[Records from a data collection]
>>>>>

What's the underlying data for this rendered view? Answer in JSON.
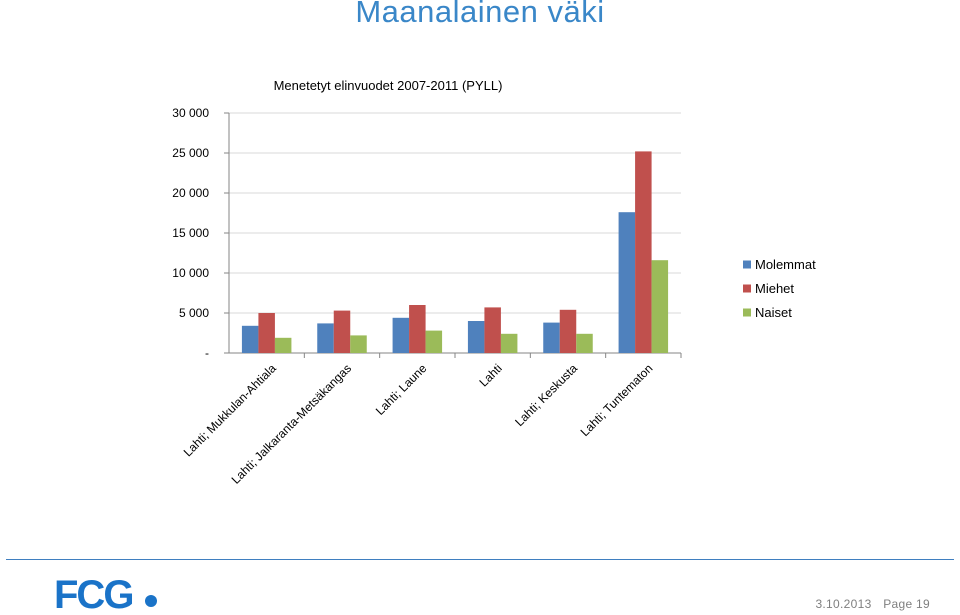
{
  "page": {
    "title": "Maanalainen väki",
    "date": "3.10.2013",
    "page_label": "Page 19",
    "logo_text": "FCG",
    "accent_color": "#1a73c8"
  },
  "chart_data": {
    "type": "bar",
    "title": "Menetetyt elinvuodet 2007-2011 (PYLL)",
    "xlabel": "",
    "ylabel": "",
    "ylim": [
      0,
      30000
    ],
    "yticks": [
      0,
      5000,
      10000,
      15000,
      20000,
      25000,
      30000
    ],
    "ytick_labels": [
      "-",
      "5 000",
      "10 000",
      "15 000",
      "20 000",
      "25 000",
      "30 000"
    ],
    "grid": true,
    "legend_position": "right",
    "categories": [
      "Lahti; Mukkulan-Ahtiala",
      "Lahti; Jalkaranta-Metsäkangas",
      "Lahti; Laune",
      "Lahti",
      "Lahti; Keskusta",
      "Lahti; Tuntematon"
    ],
    "series": [
      {
        "name": "Molemmat",
        "color": "#4f81bd",
        "values": [
          3400,
          3700,
          4400,
          4000,
          3800,
          17600
        ]
      },
      {
        "name": "Miehet",
        "color": "#c0504d",
        "values": [
          5000,
          5300,
          6000,
          5700,
          5400,
          25200
        ]
      },
      {
        "name": "Naiset",
        "color": "#9bbb59",
        "values": [
          1900,
          2200,
          2800,
          2400,
          2400,
          11600
        ]
      }
    ]
  }
}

<<<<<

> **Problem**
Using the records above, select and copy every line that has the word "title".

> **Result of the exercise**
    "title": "Maanalainen väki",
    "title": "Menetetyt elinvuodet 2007-2011 (PYLL)",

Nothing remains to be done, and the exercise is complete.